> _Goal_
Repeat every line exactly, keeping the pictures out of the copy.

━━━━━━━━

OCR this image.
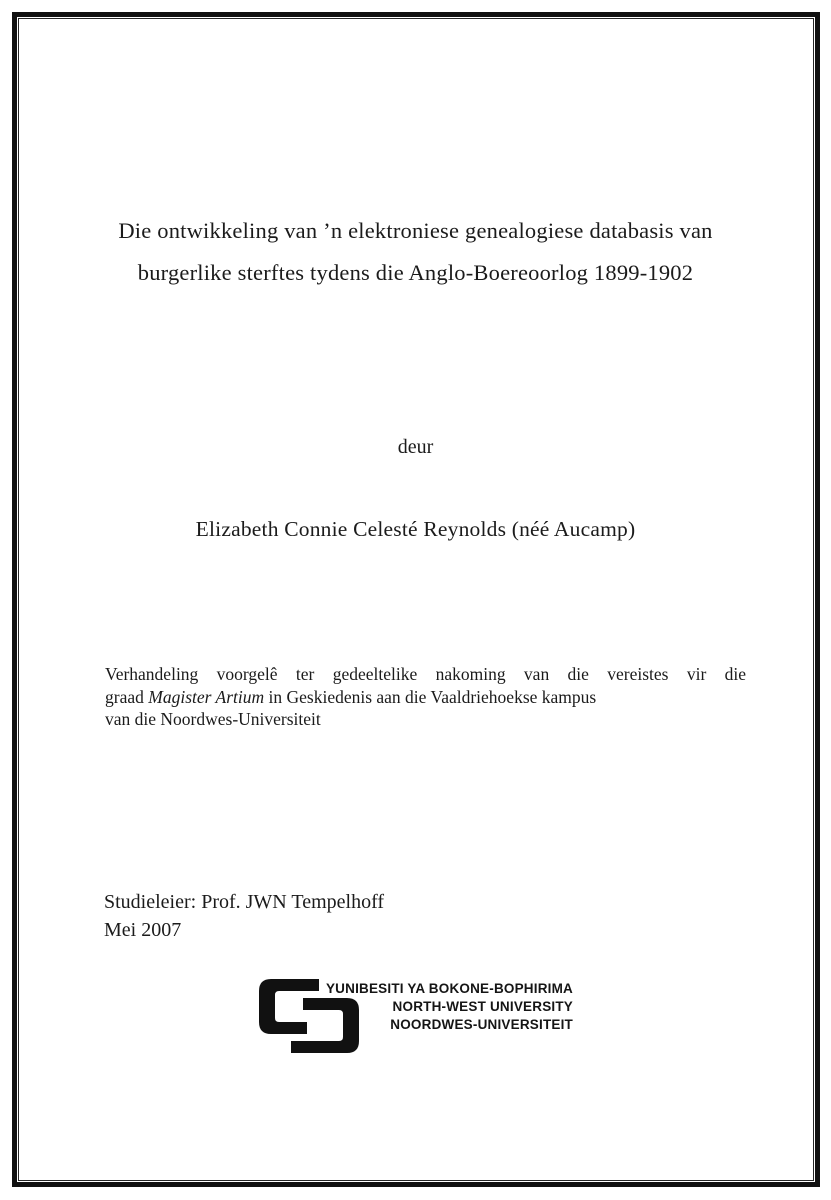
Die ontwikkeling van ’n elektroniese genealogiese databasis van
burgerlike sterftes tydens die Anglo-Boereoorlog 1899-1902
deur
Elizabeth Connie Celesté Reynolds (néé Aucamp)
Verhandeling voorgelê ter gedeeltelike nakoming van die vereistes vir die
graad Magister Artium in Geskiedenis aan die Vaaldriehoekse kampus
van die Noordwes-Universiteit
Studieleier: Prof. JWN Tempelhoff
Mei 2007
YUNIBESITI YA BOKONE-BOPHIRIMA
NORTH-WEST UNIVERSITY
NOORDWES-UNIVERSITEIT
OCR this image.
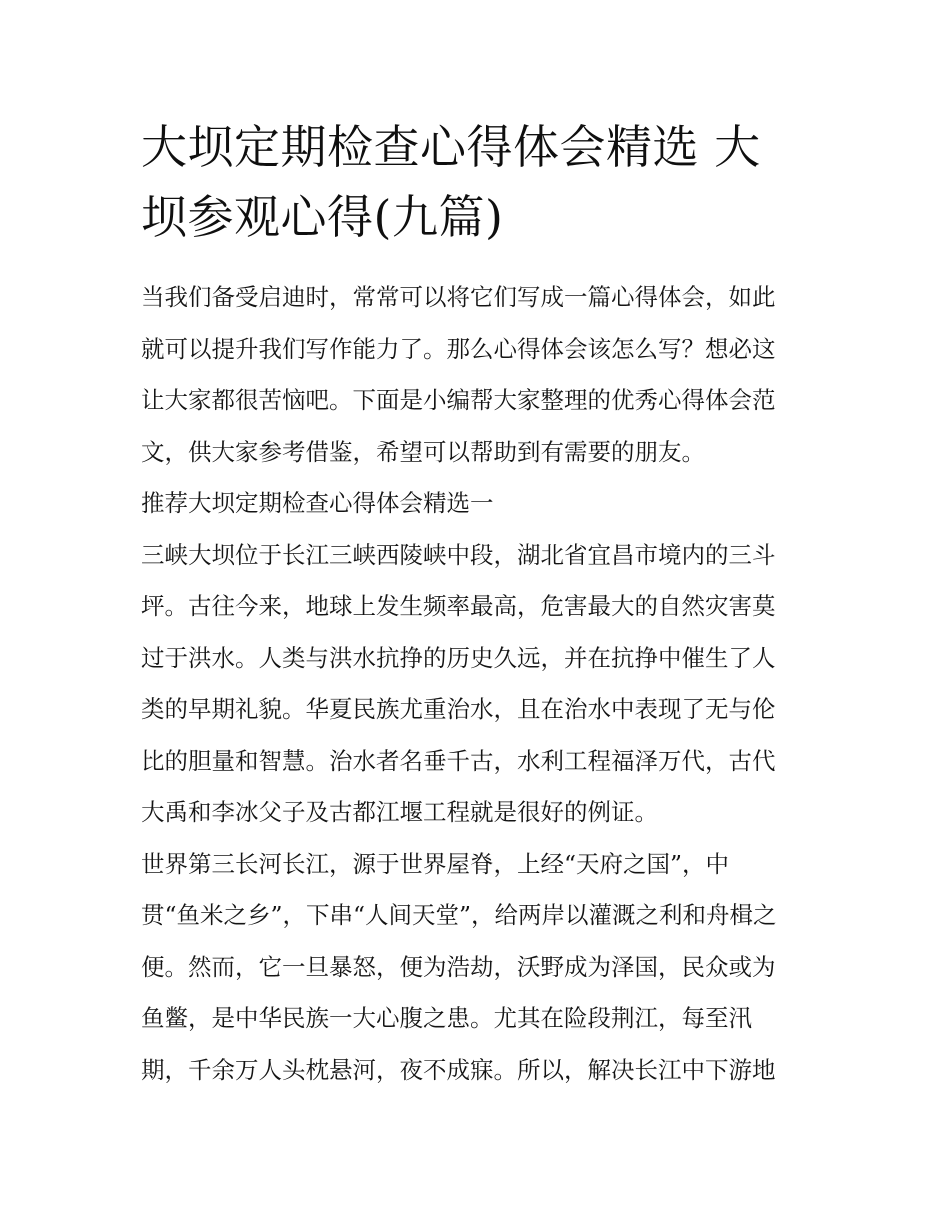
大坝定期检查心得体会精选 大
坝参观心得(九篇)
当我们备受启迪时，常常可以将它们写成一篇心得体会，如此
就可以提升我们写作能力了。那么心得体会该怎么写？想必这
让大家都很苦恼吧。下面是小编帮大家整理的优秀心得体会范
文，供大家参考借鉴，希望可以帮助到有需要的朋友。
推荐大坝定期检查心得体会精选一
三峡大坝位于长江三峡西陵峡中段，湖北省宜昌市境内的三斗
坪。古往今来，地球上发生频率最高，危害最大的自然灾害莫
过于洪水。人类与洪水抗挣的历史久远，并在抗挣中催生了人
类的早期礼貌。华夏民族尤重治水，且在治水中表现了无与伦
比的胆量和智慧。治水者名垂千古，水利工程福泽万代，古代
大禹和李冰父子及古都江堰工程就是很好的例证。
世界第三长河长江，源于世界屋脊，上经“天府之国”，中
贯“鱼米之乡”，下串“人间天堂”，给两岸以灌溉之利和舟楫之
便。然而，它一旦暴怒，便为浩劫，沃野成为泽国，民众或为
鱼鳖，是中华民族一大心腹之患。尤其在险段荆江，每至汛
期，千余万人头枕悬河，夜不成寐。所以，解决长江中下游地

━━━━━━━━

> _The output_
OCR this image.
Die ontwikkeling van ’n elektroniese genealogiese databasis van
burgerlike sterftes tydens die Anglo-Boereoorlog 1899-1902
deur
Elizabeth Connie Celesté Reynolds (néé Aucamp)
Verhandeling voorgelê ter gedeeltelike nakoming van die vereistes vir die
graad Magister Artium in Geskiedenis aan die Vaaldriehoekse kampus
van die Noordwes-Universiteit
Studieleier: Prof. JWN Tempelhoff
Mei 2007
YUNIBESITI YA BOKONE-BOPHIRIMA
NORTH-WEST UNIVERSITY
NOORDWES-UNIVERSITEIT
OCR this image.
大坝定期检查心得体会精选 大
坝参观心得(九篇)
当我们备受启迪时，常常可以将它们写成一篇心得体会，如此
就可以提升我们写作能力了。那么心得体会该怎么写？想必这
让大家都很苦恼吧。下面是小编帮大家整理的优秀心得体会范
文，供大家参考借鉴，希望可以帮助到有需要的朋友。
推荐大坝定期检查心得体会精选一
三峡大坝位于长江三峡西陵峡中段，湖北省宜昌市境内的三斗
坪。古往今来，地球上发生频率最高，危害最大的自然灾害莫
过于洪水。人类与洪水抗挣的历史久远，并在抗挣中催生了人
类的早期礼貌。华夏民族尤重治水，且在治水中表现了无与伦
比的胆量和智慧。治水者名垂千古，水利工程福泽万代，古代
大禹和李冰父子及古都江堰工程就是很好的例证。
世界第三长河长江，源于世界屋脊，上经“天府之国”，中
贯“鱼米之乡”，下串“人间天堂”，给两岸以灌溉之利和舟楫之
便。然而，它一旦暴怒，便为浩劫，沃野成为泽国，民众或为
鱼鳖，是中华民族一大心腹之患。尤其在险段荆江，每至汛
期，千余万人头枕悬河，夜不成寐。所以，解决长江中下游地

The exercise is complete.